(Collected data entries)
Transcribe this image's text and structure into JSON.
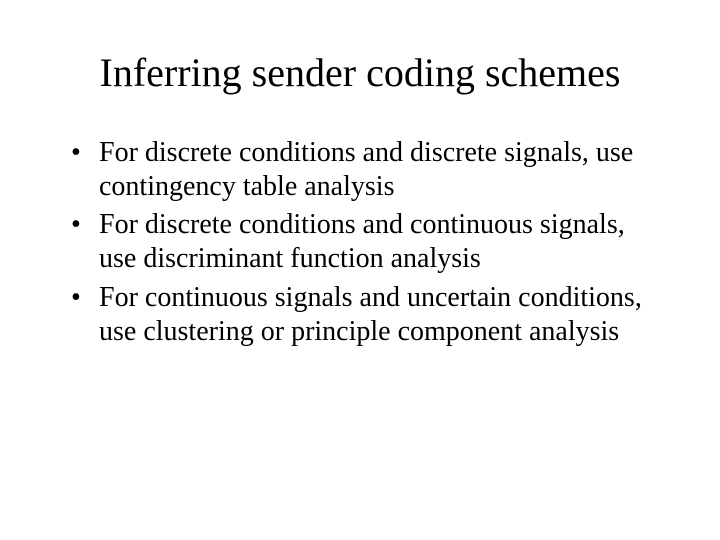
{
  "slide": {
    "title": "Inferring sender coding schemes",
    "bullets": [
      "For discrete conditions and discrete signals, use contingency table analysis",
      "For discrete conditions and continuous signals, use discriminant function analysis",
      "For continuous signals and uncertain conditions, use clustering or principle component analysis"
    ]
  }
}
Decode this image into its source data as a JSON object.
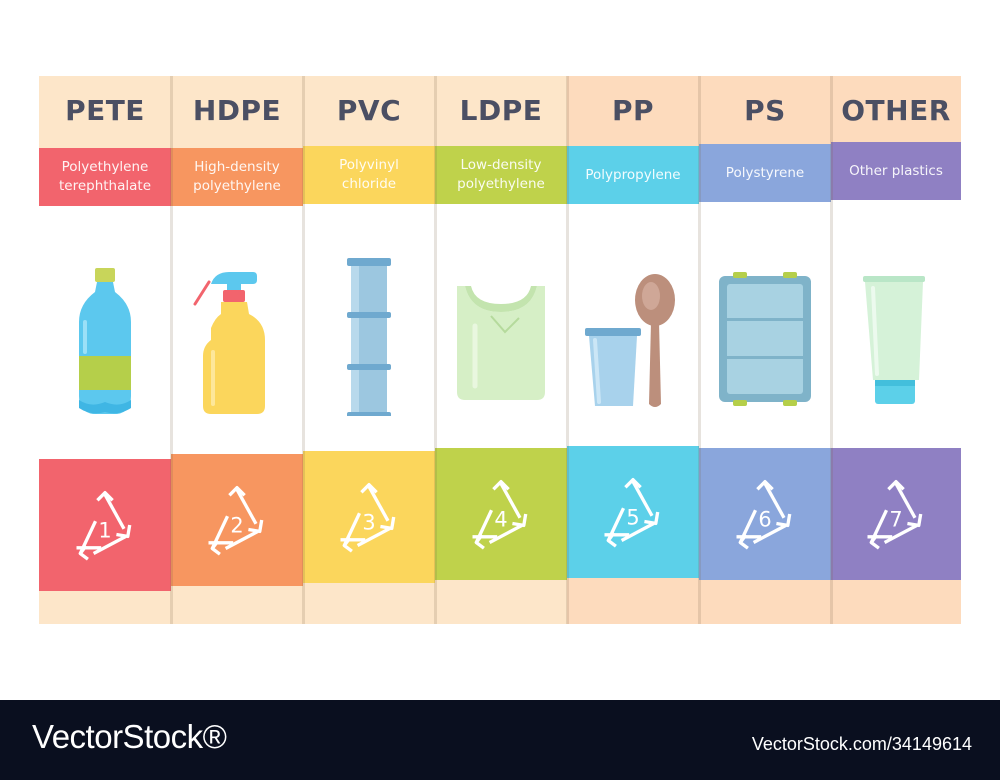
{
  "columns": [
    {
      "code": "PETE",
      "name_line1": "Polyethylene",
      "name_line2": "terephthalate",
      "number": "1",
      "color": "#f2646d",
      "top_color": "#fde6c9",
      "foot_color": "#fde6c9",
      "item": "bottle-icon"
    },
    {
      "code": "HDPE",
      "name_line1": "High-density",
      "name_line2": "polyethylene",
      "number": "2",
      "color": "#f79660",
      "top_color": "#fde6c9",
      "foot_color": "#fde6c9",
      "item": "spray-bottle-icon"
    },
    {
      "code": "PVC",
      "name_line1": "Polyvinyl",
      "name_line2": "chloride",
      "number": "3",
      "color": "#fbd65c",
      "top_color": "#fde6c9",
      "foot_color": "#fde6c9",
      "item": "pipe-icon"
    },
    {
      "code": "LDPE",
      "name_line1": "Low-density",
      "name_line2": "polyethylene",
      "number": "4",
      "color": "#bfd24b",
      "top_color": "#fde6c9",
      "foot_color": "#fde6c9",
      "item": "plastic-bag-icon"
    },
    {
      "code": "PP",
      "name_line1": "Polypropylene",
      "name_line2": "",
      "number": "5",
      "color": "#5cd0e9",
      "top_color": "#fddbbd",
      "foot_color": "#fddbbd",
      "item": "cup-and-spoon-icon"
    },
    {
      "code": "PS",
      "name_line1": "Polystyrene",
      "name_line2": "",
      "number": "6",
      "color": "#8aa6dc",
      "top_color": "#fddbbd",
      "foot_color": "#fddbbd",
      "item": "container-icon"
    },
    {
      "code": "OTHER",
      "name_line1": "Other plastics",
      "name_line2": "",
      "number": "7",
      "color": "#8f80c3",
      "top_color": "#fddbbd",
      "foot_color": "#fddbbd",
      "item": "tube-icon"
    }
  ],
  "footer": {
    "brand": "VectorStock®",
    "image_id": "VectorStock.com/34149614"
  }
}
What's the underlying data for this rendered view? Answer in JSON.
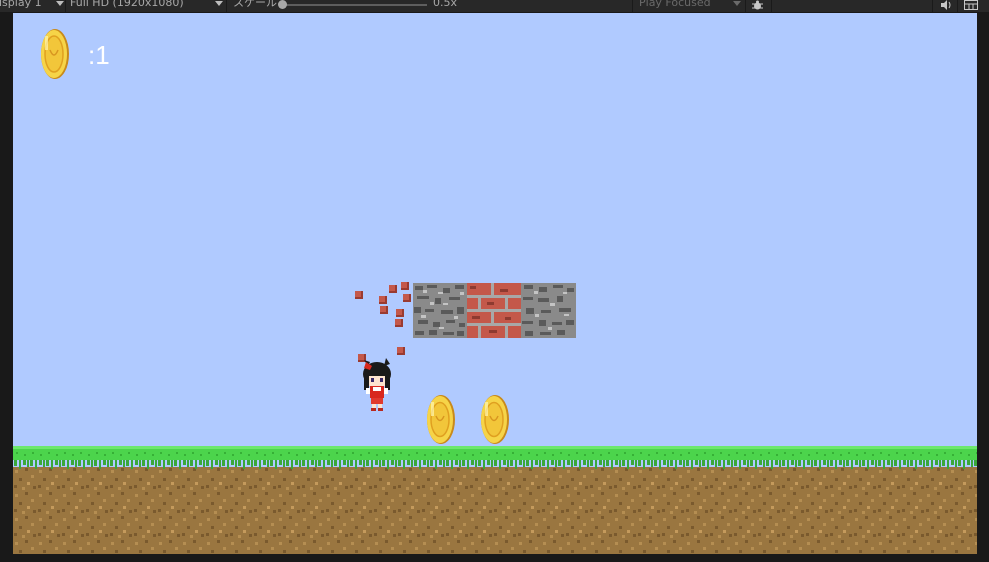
{
  "toolbar": {
    "display": "isplay 1",
    "resolution": "Full HD (1920x1080)",
    "scale_label": "スケール",
    "scale_value": "0.5x",
    "play_mode": "Play Focused",
    "scale_fraction": 0.0
  },
  "hud": {
    "coin_count": ":1"
  },
  "colors": {
    "sky": "#b0caff",
    "grass": "#4cd44c",
    "dirt": "#9a7640",
    "stone": "#8a8a8a",
    "brick": "#c4584a",
    "coin": "#f2c63a"
  },
  "icons": [
    "coin-icon",
    "bug-icon",
    "audio-icon",
    "stats-icon"
  ]
}
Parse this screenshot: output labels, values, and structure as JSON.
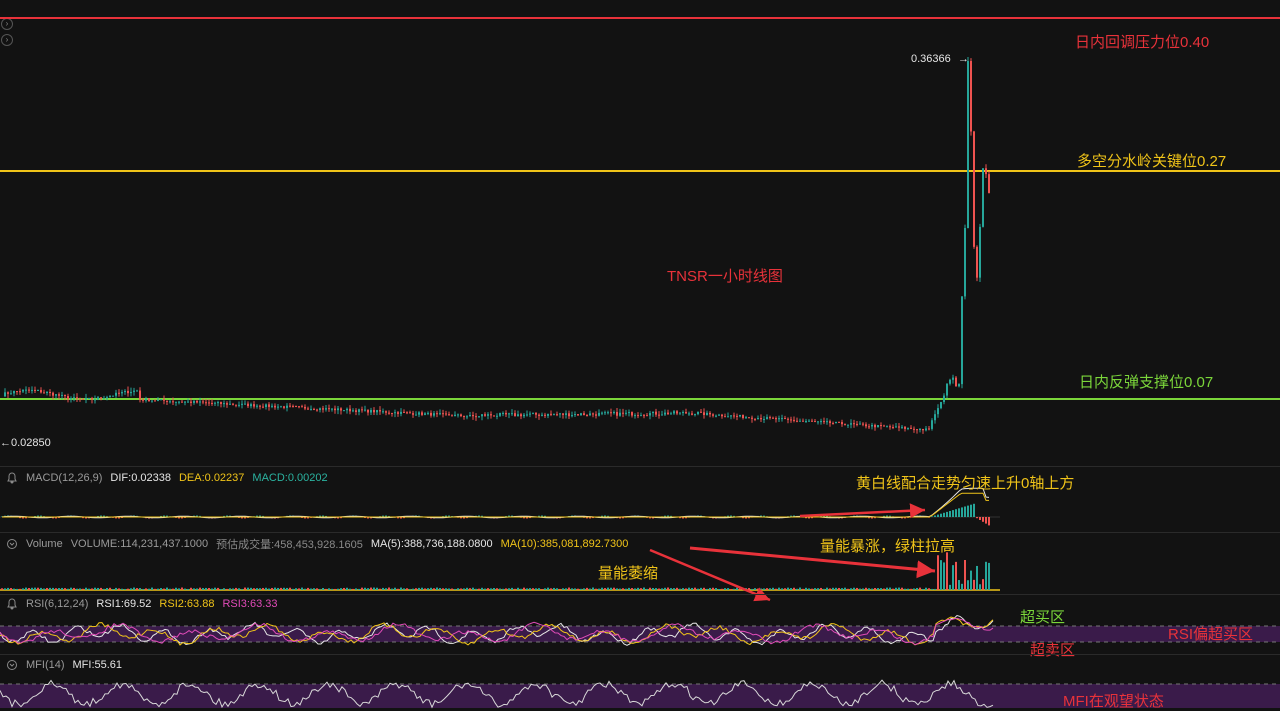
{
  "chart_title": "TNSR一小时线图",
  "price_panel": {
    "high_label": "0.36366",
    "low_label": "0.02850",
    "levels": [
      {
        "label": "日内回调压力位0.40",
        "value": 0.4,
        "color": "#e8323a"
      },
      {
        "label": "多空分水岭关键位0.27",
        "value": 0.27,
        "color": "#f0c419"
      },
      {
        "label": "日内反弹支撑位0.07",
        "value": 0.07,
        "color": "#7bd63a"
      }
    ]
  },
  "macd": {
    "name": "MACD(12,26,9)",
    "dif": "DIF:0.02338",
    "dea": "DEA:0.02237",
    "macd": "MACD:0.00202",
    "annotation": "黄白线配合走势匀速上升0轴上方"
  },
  "volume": {
    "name": "Volume",
    "volume": "VOLUME:114,231,437.1000",
    "estimate": "预估成交量:458,453,928.1605",
    "ma5": "MA(5):388,736,188.0800",
    "ma10": "MA(10):385,081,892.7300",
    "annotation_surge": "量能暴涨，绿柱拉高",
    "annotation_shrink": "量能萎缩"
  },
  "rsi": {
    "name": "RSI(6,12,24)",
    "rsi1": "RSI1:69.52",
    "rsi2": "RSI2:63.88",
    "rsi3": "RSI3:63.33",
    "overbought": "超买区",
    "oversold": "超卖区",
    "state": "RSI偏超买区"
  },
  "mfi": {
    "name": "MFI(14)",
    "value": "MFI:55.61",
    "state": "MFI在观望状态"
  },
  "colors": {
    "up": "#26a69a",
    "down": "#ef5350",
    "background": "#121212",
    "dif_line": "#e6e6e6",
    "dea_line": "#f0c419",
    "rsi_band": "#3a1b4a",
    "arrow": "#e8323a"
  },
  "chart_data": {
    "type": "candlestick",
    "title": "TNSR一小时线图",
    "price_markers": {
      "high": 0.36366,
      "low": 0.0285
    },
    "segments": [
      {
        "phase": "flat",
        "approx_price": 0.07
      },
      {
        "phase": "dip",
        "approx_price": 0.045
      },
      {
        "phase": "spike",
        "high": 0.36366
      },
      {
        "phase": "pullback",
        "approx_price": 0.2
      }
    ],
    "indicators": {
      "MACD": {
        "DIF": 0.02338,
        "DEA": 0.02237,
        "MACD": 0.00202
      },
      "VOLUME": {
        "VOLUME": 114231437.1,
        "MA5": 388736188.08,
        "MA10": 385081892.73
      },
      "RSI": {
        "RSI1": 69.52,
        "RSI2": 63.88,
        "RSI3": 63.33
      },
      "MFI": {
        "MFI": 55.61
      }
    }
  }
}
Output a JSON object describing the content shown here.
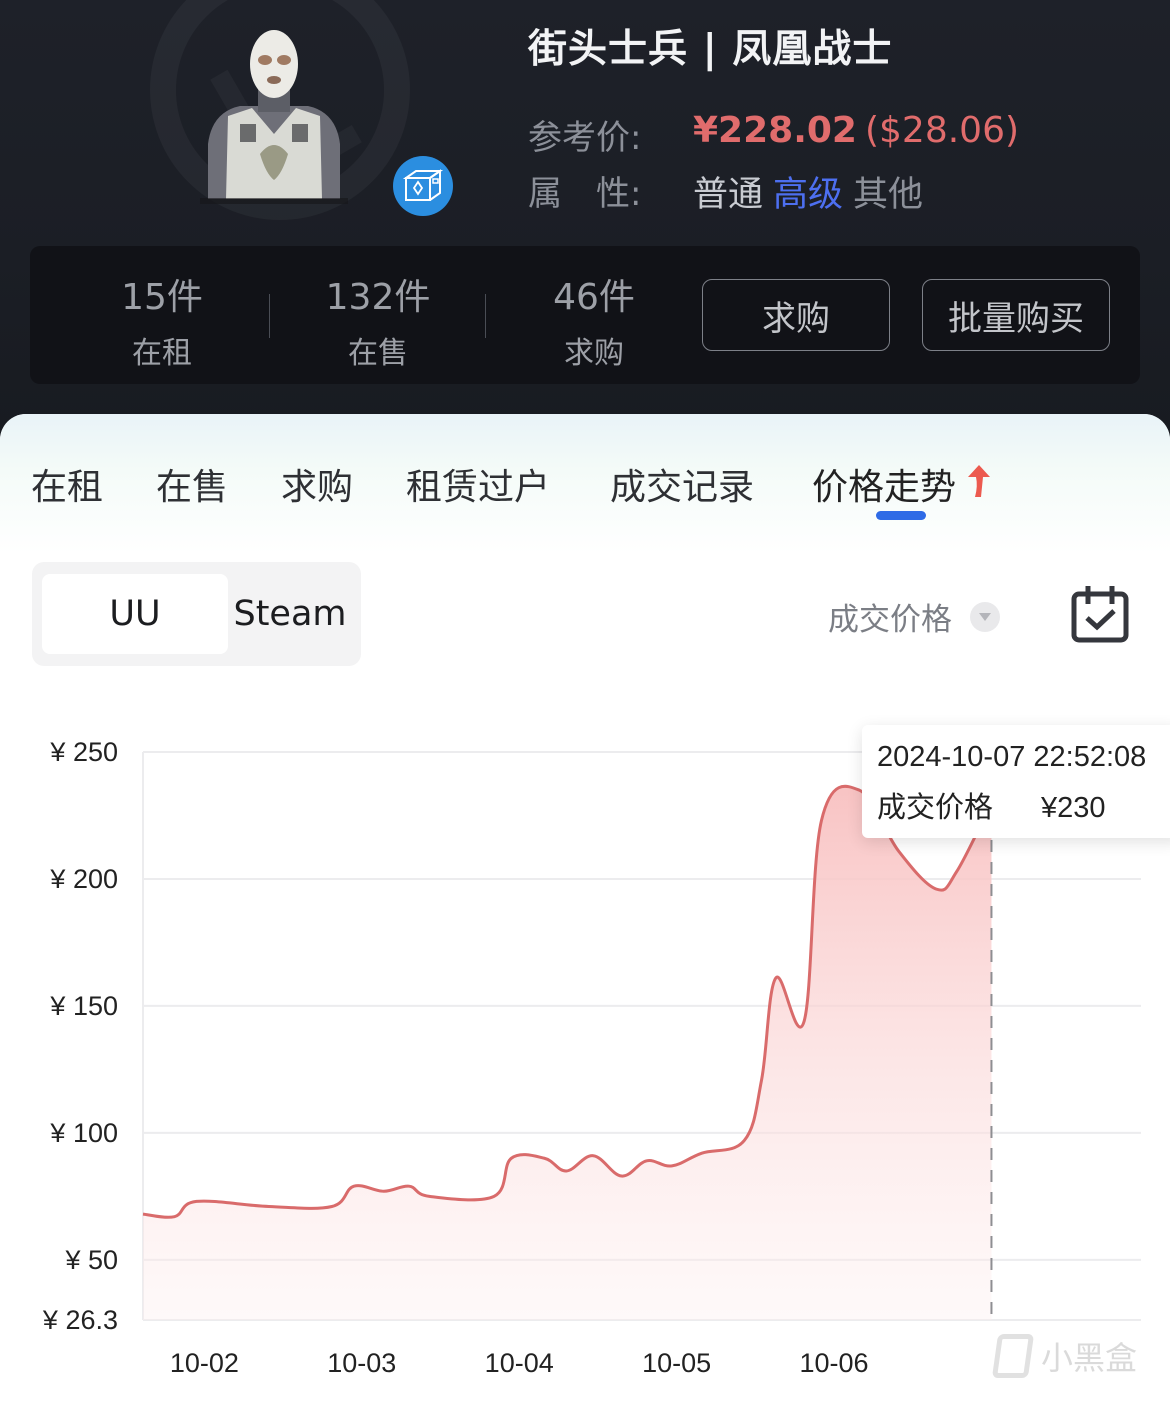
{
  "item": {
    "title": "街头士兵 | 凤凰战士",
    "ref_price_label": "参考价:",
    "ref_price_cny": "¥228.02",
    "ref_price_usd": "($28.06)",
    "attr_label": "属　性:",
    "attrs": [
      {
        "label": "普通",
        "state": "normal"
      },
      {
        "label": "高级",
        "state": "highlight"
      },
      {
        "label": "其他",
        "state": "dim"
      }
    ],
    "badge_icon": "box-icon"
  },
  "stats": [
    {
      "count": "15件",
      "label": "在租"
    },
    {
      "count": "132件",
      "label": "在售"
    },
    {
      "count": "46件",
      "label": "求购"
    }
  ],
  "actions": {
    "buy_request": "求购",
    "bulk_buy": "批量购买"
  },
  "tabs": [
    {
      "label": "在租",
      "active": false
    },
    {
      "label": "在售",
      "active": false
    },
    {
      "label": "求购",
      "active": false
    },
    {
      "label": "租赁过户",
      "active": false
    },
    {
      "label": "成交记录",
      "active": false
    },
    {
      "label": "价格走势",
      "active": true,
      "icon": "trend-up-arrow-icon"
    }
  ],
  "source_toggle": {
    "options": [
      "UU",
      "Steam"
    ],
    "selected": "UU"
  },
  "metric_select": {
    "value": "成交价格",
    "icon": "caret-down-icon"
  },
  "calendar_icon": "calendar-check-icon",
  "colors": {
    "line": "#d96b6b",
    "fill": "#f8c9c9",
    "price_red": "#e06c6c",
    "highlight_blue": "#4d6ff0",
    "tab_indicator": "#2f6be6",
    "badge_blue": "#2b8ee0"
  },
  "tooltip": {
    "time": "2024-10-07 22:52:08",
    "label": "成交价格",
    "value": "¥230"
  },
  "watermark": "小黑盒",
  "chart_data": {
    "type": "area",
    "title": "",
    "xlabel": "",
    "ylabel": "",
    "currency": "¥",
    "x_unit": "days since 10-01 00:00",
    "xlim": [
      0.61,
      6.95
    ],
    "ylim": [
      26.3,
      250
    ],
    "y_ticks": [
      {
        "value": 250,
        "label": "¥250"
      },
      {
        "value": 200,
        "label": "¥200"
      },
      {
        "value": 150,
        "label": "¥150"
      },
      {
        "value": 100,
        "label": "¥100"
      },
      {
        "value": 50,
        "label": "¥50"
      },
      {
        "value": 26.3,
        "label": "¥26.3"
      }
    ],
    "x_ticks": [
      {
        "value": 1,
        "label": "10-02"
      },
      {
        "value": 2,
        "label": "10-03"
      },
      {
        "value": 3,
        "label": "10-04"
      },
      {
        "value": 4,
        "label": "10-05"
      },
      {
        "value": 5,
        "label": "10-06"
      }
    ],
    "grid": true,
    "smooth": true,
    "series": [
      {
        "name": "成交价格",
        "points": [
          [
            0.61,
            68
          ],
          [
            0.81,
            67
          ],
          [
            0.95,
            73
          ],
          [
            1.41,
            71
          ],
          [
            1.81,
            71
          ],
          [
            1.95,
            79
          ],
          [
            2.14,
            77
          ],
          [
            2.3,
            79
          ],
          [
            2.43,
            75
          ],
          [
            2.84,
            75
          ],
          [
            2.95,
            90
          ],
          [
            3.16,
            90
          ],
          [
            3.3,
            85
          ],
          [
            3.47,
            91
          ],
          [
            3.65,
            83
          ],
          [
            3.81,
            89
          ],
          [
            3.97,
            87
          ],
          [
            4.16,
            92
          ],
          [
            4.43,
            97
          ],
          [
            4.54,
            121
          ],
          [
            4.63,
            161
          ],
          [
            4.81,
            144
          ],
          [
            4.92,
            223
          ],
          [
            5.16,
            235
          ],
          [
            5.41,
            211
          ],
          [
            5.65,
            196
          ],
          [
            5.78,
            203
          ],
          [
            6.0,
            230
          ]
        ]
      }
    ],
    "hover_marker": {
      "x": 6.0,
      "style": "dashed-vertical"
    }
  }
}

WHAT YOU SHOULD DO:
Select every line of the material above holding the word "into" and copy it.

IN RESPONSE:
Transcribe this image's text and structure into JSON.
Decode this image into its source data as a JSON object.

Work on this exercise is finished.